PROVIDED DATA:
|---|
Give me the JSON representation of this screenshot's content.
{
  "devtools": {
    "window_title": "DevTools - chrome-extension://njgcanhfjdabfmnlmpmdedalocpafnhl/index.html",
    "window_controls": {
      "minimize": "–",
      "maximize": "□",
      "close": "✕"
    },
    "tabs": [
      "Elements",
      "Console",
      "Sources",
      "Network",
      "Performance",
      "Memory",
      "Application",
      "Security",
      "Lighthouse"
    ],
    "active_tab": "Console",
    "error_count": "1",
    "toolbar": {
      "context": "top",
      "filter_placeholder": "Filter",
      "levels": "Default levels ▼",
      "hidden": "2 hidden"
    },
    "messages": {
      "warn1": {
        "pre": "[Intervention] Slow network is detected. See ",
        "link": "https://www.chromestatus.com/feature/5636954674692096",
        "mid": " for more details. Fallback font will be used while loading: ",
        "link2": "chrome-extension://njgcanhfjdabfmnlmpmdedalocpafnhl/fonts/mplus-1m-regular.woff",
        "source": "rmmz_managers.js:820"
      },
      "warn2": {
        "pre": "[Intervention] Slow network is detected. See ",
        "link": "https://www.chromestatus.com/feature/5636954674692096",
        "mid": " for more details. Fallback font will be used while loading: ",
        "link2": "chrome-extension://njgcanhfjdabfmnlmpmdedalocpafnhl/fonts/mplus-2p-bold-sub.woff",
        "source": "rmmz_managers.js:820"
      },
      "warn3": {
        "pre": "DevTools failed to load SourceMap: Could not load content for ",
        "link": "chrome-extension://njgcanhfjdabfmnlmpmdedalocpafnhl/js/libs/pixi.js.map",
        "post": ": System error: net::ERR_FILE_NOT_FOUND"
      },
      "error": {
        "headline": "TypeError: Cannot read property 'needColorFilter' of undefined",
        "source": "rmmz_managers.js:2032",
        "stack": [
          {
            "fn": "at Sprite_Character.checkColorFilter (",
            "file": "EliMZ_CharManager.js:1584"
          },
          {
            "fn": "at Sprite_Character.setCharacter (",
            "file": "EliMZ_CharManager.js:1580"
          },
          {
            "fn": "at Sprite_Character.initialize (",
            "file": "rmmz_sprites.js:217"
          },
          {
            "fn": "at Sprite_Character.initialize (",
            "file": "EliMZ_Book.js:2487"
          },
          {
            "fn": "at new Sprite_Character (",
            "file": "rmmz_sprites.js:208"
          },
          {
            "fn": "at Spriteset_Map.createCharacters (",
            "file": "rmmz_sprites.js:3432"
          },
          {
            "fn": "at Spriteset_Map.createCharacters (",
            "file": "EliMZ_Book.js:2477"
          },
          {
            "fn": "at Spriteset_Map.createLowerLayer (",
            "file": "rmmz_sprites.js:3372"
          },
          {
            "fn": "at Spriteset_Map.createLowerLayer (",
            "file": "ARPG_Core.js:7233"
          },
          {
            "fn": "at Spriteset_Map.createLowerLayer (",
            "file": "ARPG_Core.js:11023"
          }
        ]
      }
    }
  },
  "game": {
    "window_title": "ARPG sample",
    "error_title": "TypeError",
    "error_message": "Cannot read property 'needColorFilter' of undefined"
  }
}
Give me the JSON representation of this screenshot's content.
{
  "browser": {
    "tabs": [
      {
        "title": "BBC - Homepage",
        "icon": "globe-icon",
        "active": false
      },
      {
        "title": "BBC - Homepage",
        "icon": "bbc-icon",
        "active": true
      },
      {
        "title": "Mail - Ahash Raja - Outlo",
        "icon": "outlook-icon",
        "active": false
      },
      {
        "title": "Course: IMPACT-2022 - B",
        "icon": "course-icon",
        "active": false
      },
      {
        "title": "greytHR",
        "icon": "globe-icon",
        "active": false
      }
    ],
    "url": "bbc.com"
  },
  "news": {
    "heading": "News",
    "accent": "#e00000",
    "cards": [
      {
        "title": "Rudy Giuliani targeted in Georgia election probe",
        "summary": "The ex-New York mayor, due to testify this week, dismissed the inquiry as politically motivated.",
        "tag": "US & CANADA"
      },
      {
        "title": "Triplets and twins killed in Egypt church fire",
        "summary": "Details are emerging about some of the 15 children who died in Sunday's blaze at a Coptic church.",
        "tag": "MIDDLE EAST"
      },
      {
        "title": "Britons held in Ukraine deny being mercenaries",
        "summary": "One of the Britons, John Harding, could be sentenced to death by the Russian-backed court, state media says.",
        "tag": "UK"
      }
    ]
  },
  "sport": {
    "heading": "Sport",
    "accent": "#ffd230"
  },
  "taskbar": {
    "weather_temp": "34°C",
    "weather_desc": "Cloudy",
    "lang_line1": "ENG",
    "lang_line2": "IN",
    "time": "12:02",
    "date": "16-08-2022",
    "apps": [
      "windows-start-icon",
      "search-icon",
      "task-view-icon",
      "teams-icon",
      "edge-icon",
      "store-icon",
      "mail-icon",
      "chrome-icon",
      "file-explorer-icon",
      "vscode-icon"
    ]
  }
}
|---|
WHAT IS EXPECTED: Single out each line of the records above with the string "njgcanhfjdabfmnlmpmdedalocpafnhl" in it, and copy it.

ANSWER TO THIS TASK:
    "window_title": "DevTools - chrome-extension://njgcanhfjdabfmnlmpmdedalocpafnhl/index.html",
        "link2": "chrome-extension://njgcanhfjdabfmnlmpmdedalocpafnhl/fonts/mplus-1m-regular.woff",
        "link2": "chrome-extension://njgcanhfjdabfmnlmpmdedalocpafnhl/fonts/mplus-2p-bold-sub.woff",
        "link": "chrome-extension://njgcanhfjdabfmnlmpmdedalocpafnhl/js/libs/pixi.js.map",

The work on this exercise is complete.